Belge Alıntısı:

•••••

Abaküs Yazılım
8. Hukuk Dairesi
Esas No: 2021/277
Karar No: 2021/1750
Karar Tarihi: 01.03.2021

Yargıtay 8. Hukuk Dairesi 2021/277 Esas 2021/1750 Karar Sayılı İlamı

8. Hukuk Dairesi         2021/277 E.  ,  2021/1750 K.

    "İçtihat Metni"

    MAHKEMESİ :Asliye Hukuk Mahkemesi
    DAVA TÜRÜ : Elatmanın Önlenmesi Ve Kal

    Taraflar arasında görülen ve yukarıda açıklanan davada yapılan yargılama sonunda Mahkemece, davanın kabulüne karar verilmiş olup, hükmün taraf vekilleri tarafından temyiz edilmesi üzerine, Dairece dosya incelendi, gereği düşünüldü.
    KARAR
    Davacı vekili, dava konusu ... İli, ... İlçesi, ... Beldesi Türkbükü İncilipınar mevkiinde devletin hüküm ve tasarrufu altında bulunan kıyı kenar çizgisi içinde kalan taşınmaz ve deniz yüzeyinde idarece yapılan denetim ve tespitler neticesinde davalı tarafından beton dolgu iskele, mendirek, ... döşeme iskele, mendirek oturma terası, ... kaplı şemsiye şezlong alanı, beton dolgu yapılmak ve kullanılmak suretiyle işkal edildiğinin tespit edildiğini belirterek davalının kıyı kenar çizgisi ve deniz yüzeyine müdahale ettiğini iddia ederek davalı tarafın kıyı vasfındaki alana yönelik müdahalelerinin men-ine, üzerindeki muhdesatların kal-i ne karar verilmesini talep ve dava etmiştir.
    Davalı vekili cevap dilekçesinde: davalının Bayındırlık ve İskan Müdürlüğüne iskele ve dolgu imar planı için müracaat ettiğini ve kabul edildiğini, gerekli ecrimisillerin ödendiğini ve ödenmeye de devam edildiğini, davanın reddini savunmuştur.

•••••

Eldeki Kayıtlar:
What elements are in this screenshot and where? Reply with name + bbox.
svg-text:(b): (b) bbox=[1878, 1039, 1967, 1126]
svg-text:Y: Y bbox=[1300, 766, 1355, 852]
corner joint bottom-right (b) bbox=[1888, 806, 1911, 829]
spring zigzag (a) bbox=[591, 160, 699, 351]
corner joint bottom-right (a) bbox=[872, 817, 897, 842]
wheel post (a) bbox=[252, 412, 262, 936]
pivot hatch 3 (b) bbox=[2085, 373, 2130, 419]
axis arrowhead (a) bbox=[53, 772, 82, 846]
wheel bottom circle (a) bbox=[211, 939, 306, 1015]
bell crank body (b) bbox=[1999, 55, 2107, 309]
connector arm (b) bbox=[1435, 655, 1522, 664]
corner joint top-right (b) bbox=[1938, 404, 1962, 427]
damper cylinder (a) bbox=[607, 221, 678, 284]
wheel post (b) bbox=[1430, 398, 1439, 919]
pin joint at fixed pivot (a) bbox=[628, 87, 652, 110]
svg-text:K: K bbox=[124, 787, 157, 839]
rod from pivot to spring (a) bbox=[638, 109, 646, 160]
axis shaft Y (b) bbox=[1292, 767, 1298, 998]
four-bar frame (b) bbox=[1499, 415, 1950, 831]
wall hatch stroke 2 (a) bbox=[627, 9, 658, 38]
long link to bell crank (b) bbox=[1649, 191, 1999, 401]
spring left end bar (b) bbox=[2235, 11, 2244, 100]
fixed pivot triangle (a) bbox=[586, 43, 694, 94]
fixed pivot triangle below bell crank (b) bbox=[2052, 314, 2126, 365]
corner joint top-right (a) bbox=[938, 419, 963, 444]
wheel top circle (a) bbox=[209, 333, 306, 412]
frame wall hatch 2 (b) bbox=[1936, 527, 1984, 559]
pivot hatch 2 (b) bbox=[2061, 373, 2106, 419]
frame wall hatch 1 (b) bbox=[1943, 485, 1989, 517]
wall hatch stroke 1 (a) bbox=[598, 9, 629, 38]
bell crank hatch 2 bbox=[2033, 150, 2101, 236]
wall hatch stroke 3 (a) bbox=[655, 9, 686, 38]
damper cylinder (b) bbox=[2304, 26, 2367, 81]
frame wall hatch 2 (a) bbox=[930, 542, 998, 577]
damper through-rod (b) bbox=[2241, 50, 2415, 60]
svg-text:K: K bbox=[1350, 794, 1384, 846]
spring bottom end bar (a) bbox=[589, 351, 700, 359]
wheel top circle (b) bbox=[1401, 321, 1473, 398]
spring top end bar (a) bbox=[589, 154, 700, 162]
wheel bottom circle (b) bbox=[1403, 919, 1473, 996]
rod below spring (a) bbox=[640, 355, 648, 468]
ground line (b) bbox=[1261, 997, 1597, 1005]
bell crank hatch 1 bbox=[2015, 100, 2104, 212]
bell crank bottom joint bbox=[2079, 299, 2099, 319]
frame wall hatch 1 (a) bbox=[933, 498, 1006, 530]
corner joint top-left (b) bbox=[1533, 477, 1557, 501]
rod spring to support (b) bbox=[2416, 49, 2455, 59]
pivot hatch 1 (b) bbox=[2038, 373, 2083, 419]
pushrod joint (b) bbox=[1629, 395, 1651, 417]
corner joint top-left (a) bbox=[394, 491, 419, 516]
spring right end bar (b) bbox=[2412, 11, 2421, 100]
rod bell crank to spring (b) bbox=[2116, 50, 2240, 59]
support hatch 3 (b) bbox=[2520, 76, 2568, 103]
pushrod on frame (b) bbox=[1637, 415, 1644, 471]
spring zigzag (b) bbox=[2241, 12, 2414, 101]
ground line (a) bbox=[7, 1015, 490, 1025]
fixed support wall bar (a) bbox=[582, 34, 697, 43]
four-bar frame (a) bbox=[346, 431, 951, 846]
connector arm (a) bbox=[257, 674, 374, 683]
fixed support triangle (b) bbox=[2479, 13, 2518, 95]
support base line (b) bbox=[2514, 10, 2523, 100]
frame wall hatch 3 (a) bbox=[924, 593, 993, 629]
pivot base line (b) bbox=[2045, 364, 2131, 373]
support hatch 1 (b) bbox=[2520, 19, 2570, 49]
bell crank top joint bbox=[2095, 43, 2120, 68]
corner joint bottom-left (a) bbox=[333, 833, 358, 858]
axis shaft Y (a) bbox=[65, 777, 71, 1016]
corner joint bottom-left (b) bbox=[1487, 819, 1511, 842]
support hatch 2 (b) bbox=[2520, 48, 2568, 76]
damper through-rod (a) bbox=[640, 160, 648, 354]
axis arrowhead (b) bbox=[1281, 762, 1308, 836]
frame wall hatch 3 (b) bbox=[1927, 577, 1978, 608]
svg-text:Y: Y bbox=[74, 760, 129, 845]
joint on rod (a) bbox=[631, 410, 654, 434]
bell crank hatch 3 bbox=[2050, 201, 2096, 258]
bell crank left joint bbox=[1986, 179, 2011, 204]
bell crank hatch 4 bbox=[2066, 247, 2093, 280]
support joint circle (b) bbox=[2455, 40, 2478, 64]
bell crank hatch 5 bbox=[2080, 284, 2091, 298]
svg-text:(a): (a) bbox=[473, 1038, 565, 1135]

•••••

Görev Tanımı: Yargıtay kararının "Yargıtay 8. Hukuk" sözlerinden "incelendi, gereği düşünüldü." sözlerine kadar, bu sözler de dâhil olmak üzere, olan bölümünü yeniden yazın. Yazarken "davanın kabulüne" ifadesini "davanın reddine" ifadesiyle değiştirin.

Doğru Sonuç:
Yargıtay 8. Hukuk Dairesi 2021/277 Esas 2021/1750 Karar Sayılı İlamı

8. Hukuk Dairesi         2021/277 E.  ,  2021/1750 K.

    "İçtihat Metni"

    MAHKEMESİ :Asliye Hukuk Mahkemesi
    DAVA TÜRÜ : Elatmanın Önlenmesi Ve Kal

    Taraflar arasında görülen ve yukarıda açıklanan davada yapılan yargılama sonunda Mahkemece, davanın reddine karar verilmiş olup, hükmün taraf vekilleri tarafından temyiz edilmesi üzerine, Dairece dosya incelendi, gereği düşünüldü.